> [WHAT YOU HAVE TO DO] Reproduce the records. Keep every word exact and include no images.

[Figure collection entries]
■ ■ ■ ■ ■ ■ ■

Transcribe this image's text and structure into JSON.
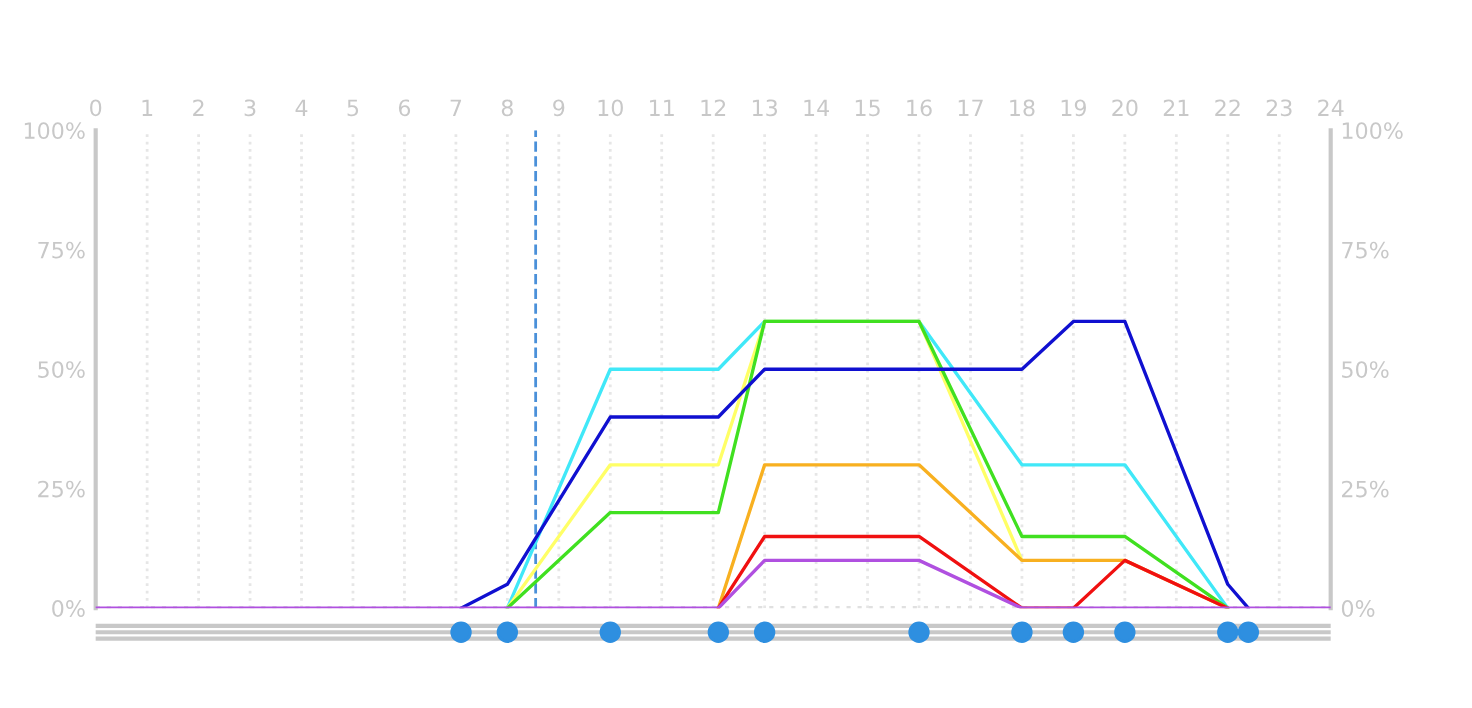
{
  "chart_data": {
    "type": "line",
    "x": [
      0,
      7.1,
      8,
      10,
      12.1,
      13,
      16,
      18,
      19,
      20,
      22,
      22.4,
      24
    ],
    "series": [
      {
        "color": "#40e8f8",
        "values": [
          null,
          null,
          0,
          50,
          50,
          60,
          60,
          30,
          30,
          30,
          0,
          null,
          null
        ]
      },
      {
        "color": "#ffff66",
        "values": [
          null,
          null,
          0,
          30,
          30,
          60,
          60,
          10,
          null,
          null,
          null,
          null,
          null
        ]
      },
      {
        "color": "#40e020",
        "values": [
          null,
          null,
          0,
          20,
          20,
          60,
          60,
          15,
          15,
          15,
          0,
          null,
          null
        ]
      },
      {
        "color": "#1010d0",
        "values": [
          null,
          0,
          5,
          40,
          40,
          50,
          50,
          50,
          60,
          60,
          5,
          0,
          null
        ]
      },
      {
        "color": "#f8b020",
        "values": [
          null,
          null,
          null,
          null,
          0,
          30,
          30,
          10,
          10,
          10,
          0,
          null,
          null
        ]
      },
      {
        "color": "#f01010",
        "values": [
          null,
          null,
          null,
          null,
          0,
          15,
          15,
          0,
          0,
          10,
          0,
          null,
          null
        ]
      },
      {
        "color": "#b050e0",
        "values": [
          0,
          0,
          0,
          0,
          0,
          10,
          10,
          0,
          0,
          0,
          0,
          0,
          0
        ]
      }
    ],
    "xlim": [
      0,
      24
    ],
    "xticks": [
      0,
      1,
      2,
      3,
      4,
      5,
      6,
      7,
      8,
      9,
      10,
      11,
      12,
      13,
      14,
      15,
      16,
      17,
      18,
      19,
      20,
      21,
      22,
      23,
      24
    ],
    "ylim": [
      0,
      100
    ],
    "yticks": [
      {
        "value": 0,
        "label": "0%"
      },
      {
        "value": 25,
        "label": "25%"
      },
      {
        "value": 50,
        "label": "50%"
      },
      {
        "value": 75,
        "label": "75%"
      },
      {
        "value": 100,
        "label": "100%"
      }
    ],
    "y2lim": [
      0,
      100
    ],
    "y2ticks": [
      {
        "value": 0,
        "label": "0%"
      },
      {
        "value": 25,
        "label": "25%"
      },
      {
        "value": 50,
        "label": "50%"
      },
      {
        "value": 75,
        "label": "75%"
      },
      {
        "value": 100,
        "label": "100%"
      }
    ],
    "ref_lines": [
      {
        "axis": "x",
        "value": 8.55,
        "color": "#4a90d9",
        "line_style": "dashed"
      }
    ],
    "grid": "x",
    "marker": "none",
    "line_style": "solid"
  }
}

■ ■ ■ ■ ■ ■ ■

> [ANSWER FOR THE TASK]
Transcribe this image's text and structure into JSON.
{
  "chart_data": {
    "type": "line",
    "x": [
      0,
      7.1,
      8,
      10,
      12.1,
      13,
      16,
      18,
      19,
      20,
      22,
      22.4,
      24
    ],
    "series": [
      {
        "color": "#40e8f8",
        "values": [
          null,
          null,
          0,
          50,
          50,
          60,
          60,
          30,
          30,
          30,
          0,
          null,
          null
        ]
      },
      {
        "color": "#ffff66",
        "values": [
          null,
          null,
          0,
          30,
          30,
          60,
          60,
          10,
          null,
          null,
          null,
          null,
          null
        ]
      },
      {
        "color": "#40e020",
        "values": [
          null,
          null,
          0,
          20,
          20,
          60,
          60,
          15,
          15,
          15,
          0,
          null,
          null
        ]
      },
      {
        "color": "#1010d0",
        "values": [
          null,
          0,
          5,
          40,
          40,
          50,
          50,
          50,
          60,
          60,
          5,
          0,
          null
        ]
      },
      {
        "color": "#f8b020",
        "values": [
          null,
          null,
          null,
          null,
          0,
          30,
          30,
          10,
          10,
          10,
          0,
          null,
          null
        ]
      },
      {
        "color": "#f01010",
        "values": [
          null,
          null,
          null,
          null,
          0,
          15,
          15,
          0,
          0,
          10,
          0,
          null,
          null
        ]
      },
      {
        "color": "#b050e0",
        "values": [
          0,
          0,
          0,
          0,
          0,
          10,
          10,
          0,
          0,
          0,
          0,
          0,
          0
        ]
      }
    ],
    "xlim": [
      0,
      24
    ],
    "xticks": [
      0,
      1,
      2,
      3,
      4,
      5,
      6,
      7,
      8,
      9,
      10,
      11,
      12,
      13,
      14,
      15,
      16,
      17,
      18,
      19,
      20,
      21,
      22,
      23,
      24
    ],
    "ylim": [
      0,
      100
    ],
    "yticks": [
      {
        "value": 0,
        "label": "0%"
      },
      {
        "value": 25,
        "label": "25%"
      },
      {
        "value": 50,
        "label": "50%"
      },
      {
        "value": 75,
        "label": "75%"
      },
      {
        "value": 100,
        "label": "100%"
      }
    ],
    "y2lim": [
      0,
      100
    ],
    "y2ticks": [
      {
        "value": 0,
        "label": "0%"
      },
      {
        "value": 25,
        "label": "25%"
      },
      {
        "value": 50,
        "label": "50%"
      },
      {
        "value": 75,
        "label": "75%"
      },
      {
        "value": 100,
        "label": "100%"
      }
    ],
    "ref_lines": [
      {
        "axis": "x",
        "value": 8.55,
        "color": "#4a90d9",
        "line_style": "dashed"
      }
    ],
    "grid": "x",
    "marker": "none",
    "line_style": "solid"
  }
}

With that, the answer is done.